Aim of the task:
Return the lines below that carry the word "text".

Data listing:
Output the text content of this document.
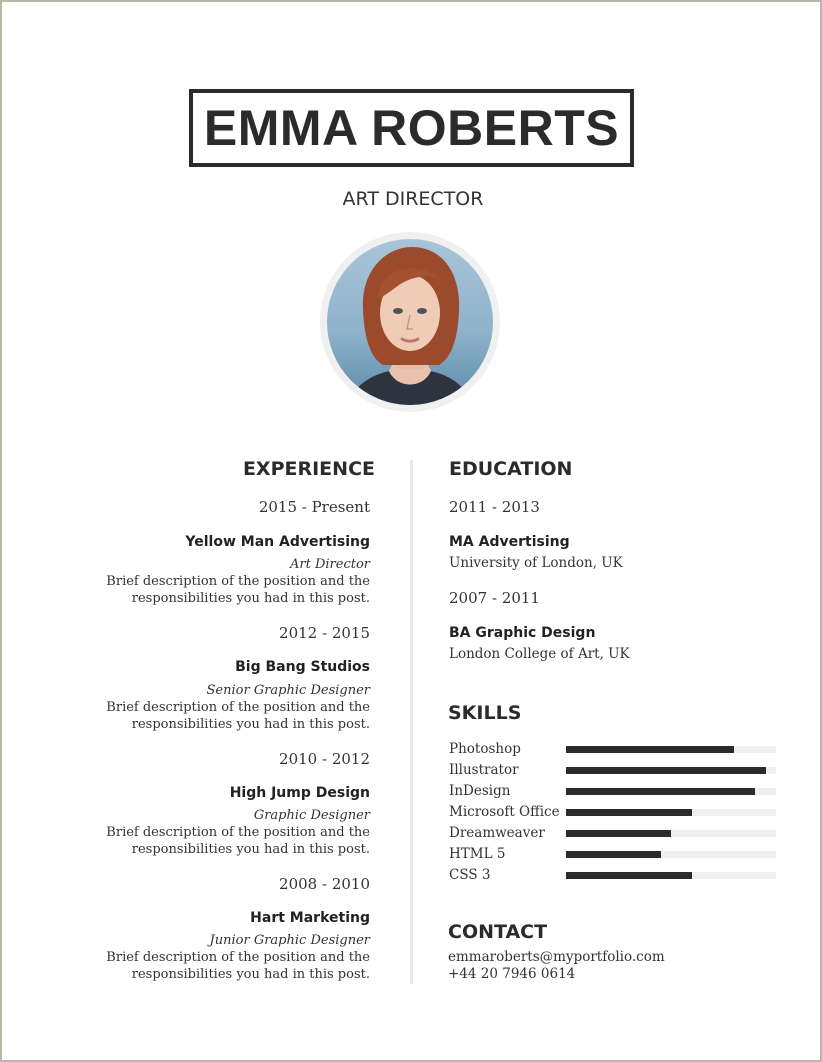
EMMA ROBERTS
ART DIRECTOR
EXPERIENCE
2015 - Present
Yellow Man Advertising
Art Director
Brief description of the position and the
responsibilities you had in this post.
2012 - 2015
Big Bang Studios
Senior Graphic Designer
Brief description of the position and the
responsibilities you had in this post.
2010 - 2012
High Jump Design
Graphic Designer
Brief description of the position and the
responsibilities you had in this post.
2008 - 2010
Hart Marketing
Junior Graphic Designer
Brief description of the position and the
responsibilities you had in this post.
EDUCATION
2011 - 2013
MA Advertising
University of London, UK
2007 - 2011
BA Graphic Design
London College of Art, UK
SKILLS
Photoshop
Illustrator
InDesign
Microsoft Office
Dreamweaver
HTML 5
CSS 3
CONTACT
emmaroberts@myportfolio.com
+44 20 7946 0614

==

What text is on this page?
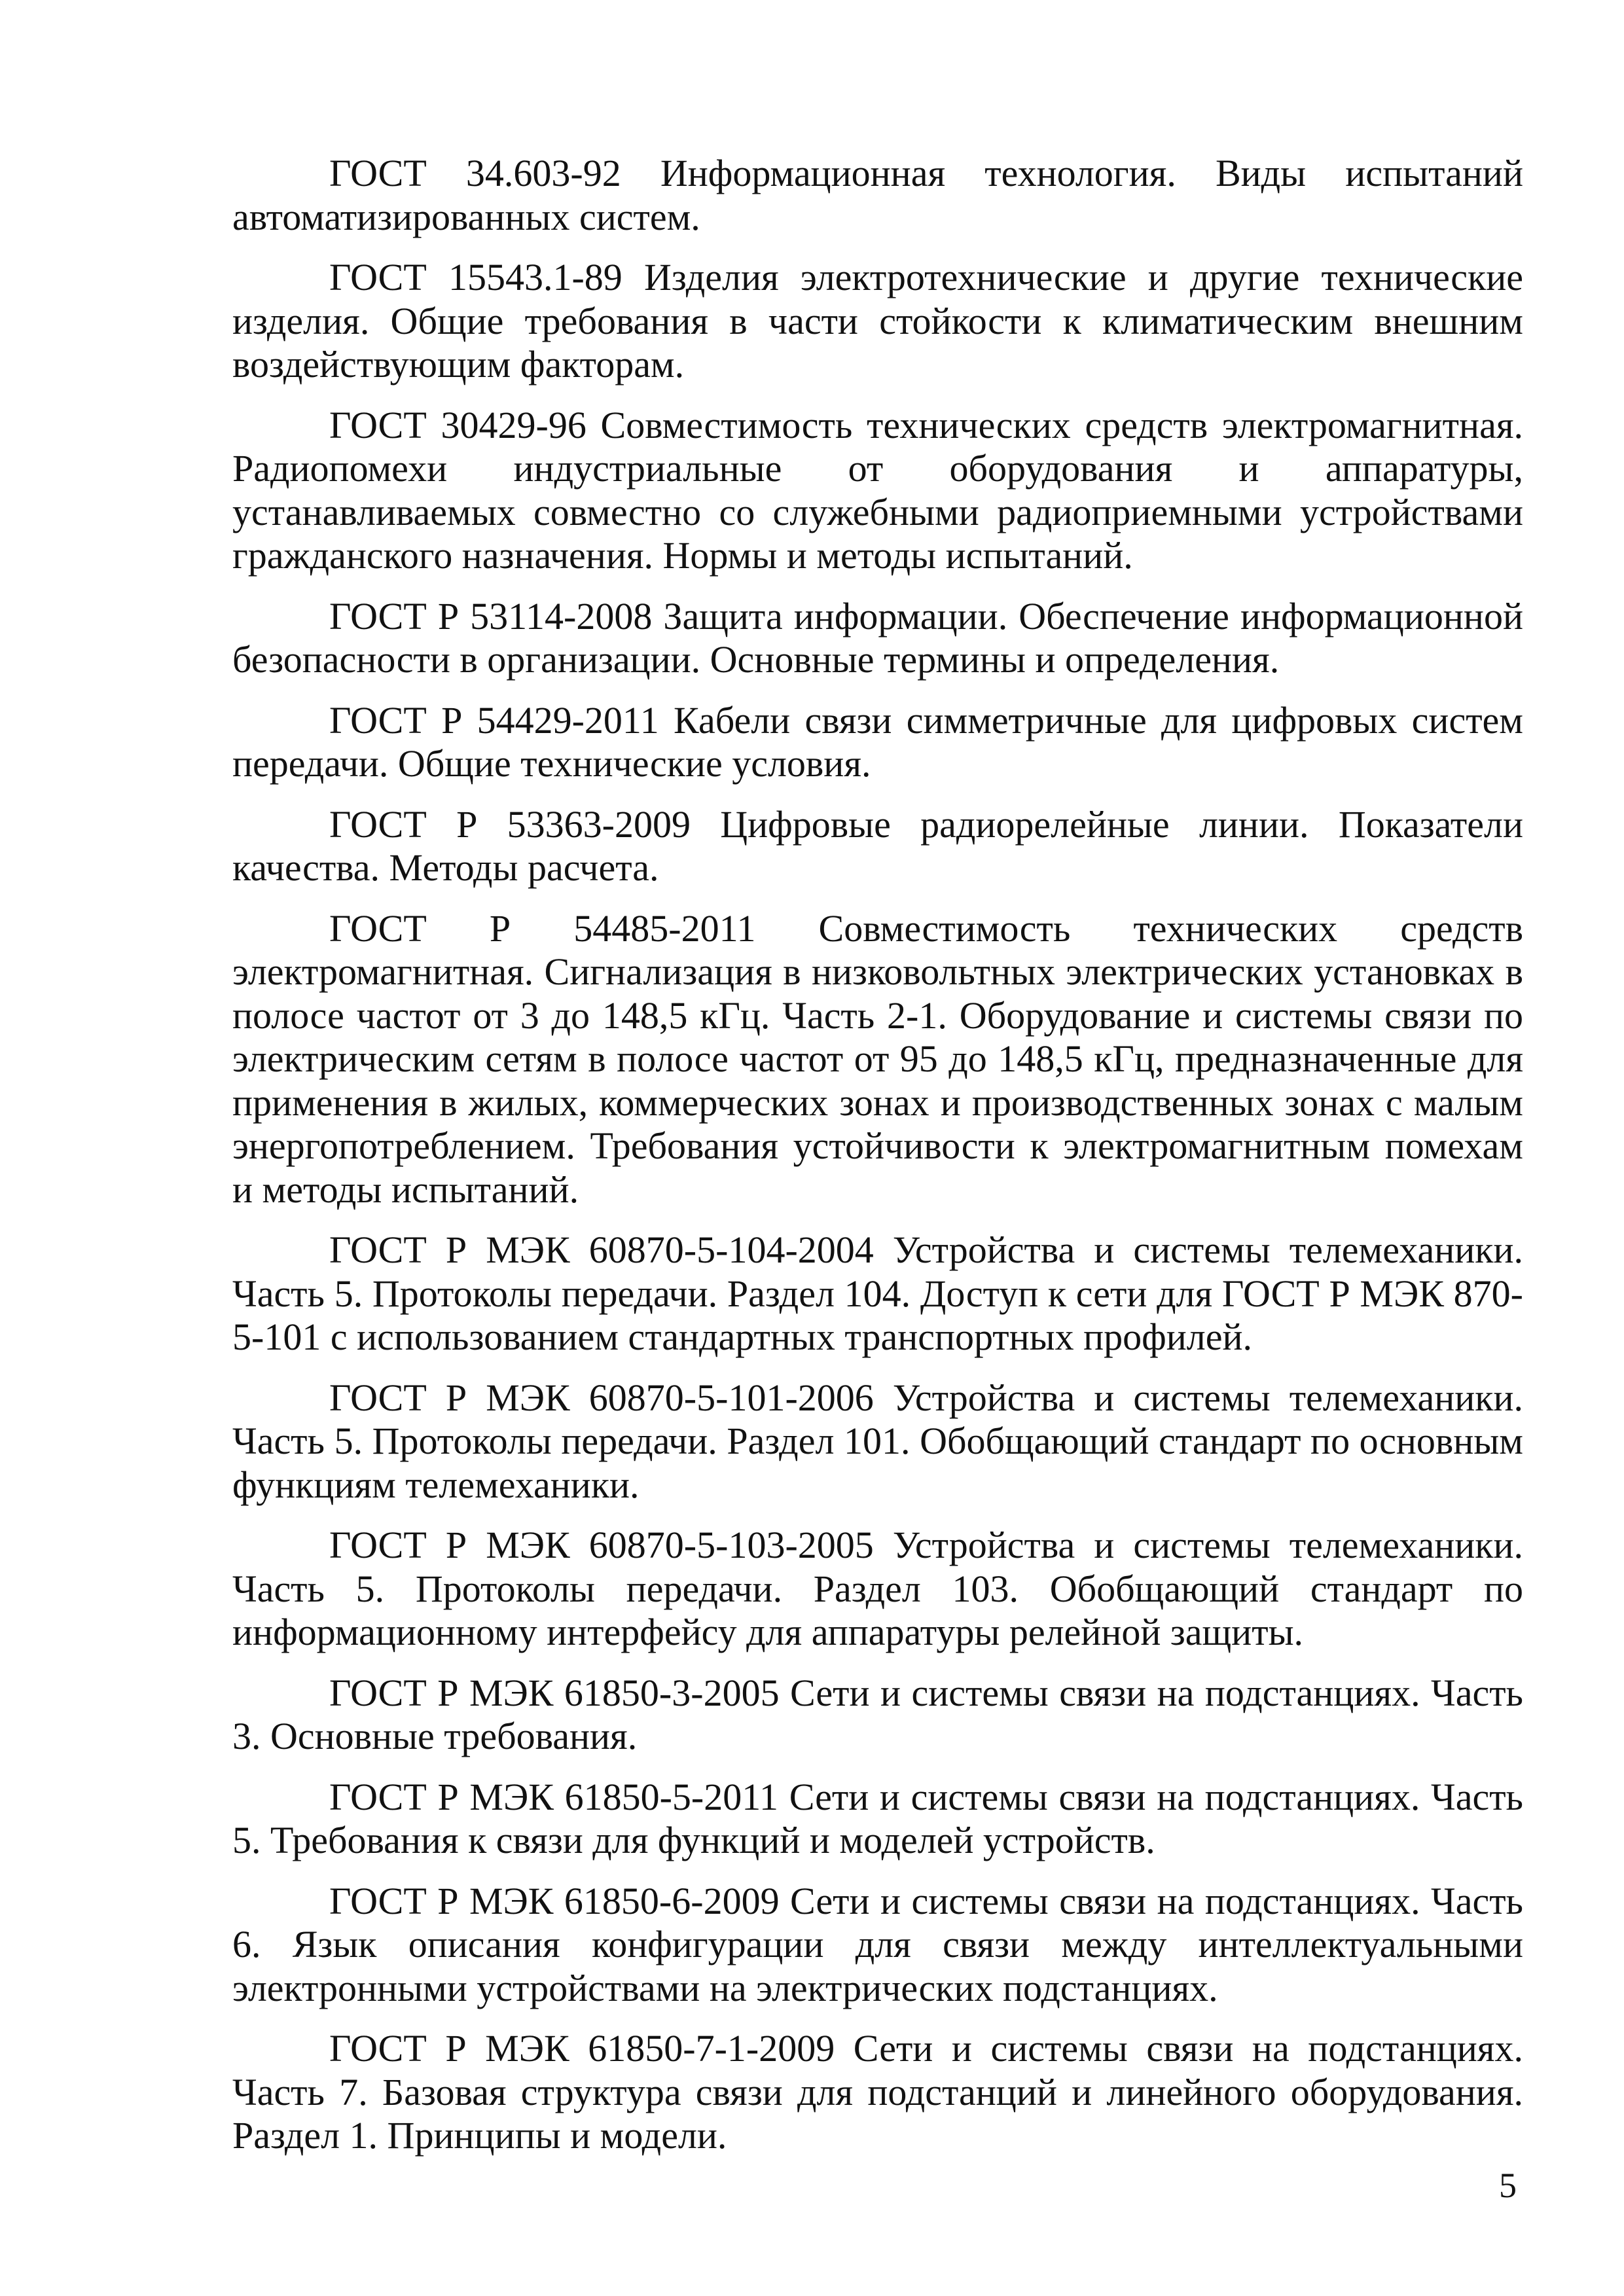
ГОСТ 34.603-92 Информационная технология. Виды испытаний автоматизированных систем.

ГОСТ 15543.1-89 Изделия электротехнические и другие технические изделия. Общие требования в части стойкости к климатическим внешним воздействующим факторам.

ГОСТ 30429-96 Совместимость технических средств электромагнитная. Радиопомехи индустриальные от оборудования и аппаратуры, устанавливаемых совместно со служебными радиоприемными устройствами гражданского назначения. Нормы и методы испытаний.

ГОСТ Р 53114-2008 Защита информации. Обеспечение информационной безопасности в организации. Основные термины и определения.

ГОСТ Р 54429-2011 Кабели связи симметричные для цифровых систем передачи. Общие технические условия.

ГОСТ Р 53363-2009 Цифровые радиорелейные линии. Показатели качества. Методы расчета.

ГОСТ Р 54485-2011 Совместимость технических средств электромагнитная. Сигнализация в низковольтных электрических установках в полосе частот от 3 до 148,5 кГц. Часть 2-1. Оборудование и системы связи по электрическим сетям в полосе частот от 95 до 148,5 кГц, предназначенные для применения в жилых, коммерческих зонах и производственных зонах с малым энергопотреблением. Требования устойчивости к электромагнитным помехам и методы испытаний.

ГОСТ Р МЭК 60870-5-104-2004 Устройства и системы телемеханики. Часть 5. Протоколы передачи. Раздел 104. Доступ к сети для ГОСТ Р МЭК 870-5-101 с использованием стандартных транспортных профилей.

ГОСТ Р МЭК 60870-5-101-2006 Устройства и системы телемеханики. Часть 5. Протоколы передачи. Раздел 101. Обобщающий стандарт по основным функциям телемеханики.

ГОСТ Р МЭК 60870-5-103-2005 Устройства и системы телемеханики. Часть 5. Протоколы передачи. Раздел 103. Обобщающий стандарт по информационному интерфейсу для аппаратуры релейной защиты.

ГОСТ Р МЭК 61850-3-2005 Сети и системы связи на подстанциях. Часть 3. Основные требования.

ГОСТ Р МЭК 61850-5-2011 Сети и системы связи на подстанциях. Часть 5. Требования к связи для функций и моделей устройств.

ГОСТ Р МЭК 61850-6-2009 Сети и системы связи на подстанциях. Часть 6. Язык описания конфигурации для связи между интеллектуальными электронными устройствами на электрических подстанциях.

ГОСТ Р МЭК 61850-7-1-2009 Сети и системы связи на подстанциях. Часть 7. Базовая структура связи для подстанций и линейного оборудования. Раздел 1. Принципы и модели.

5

Result:
Output the text content of this document.
What text is on this page?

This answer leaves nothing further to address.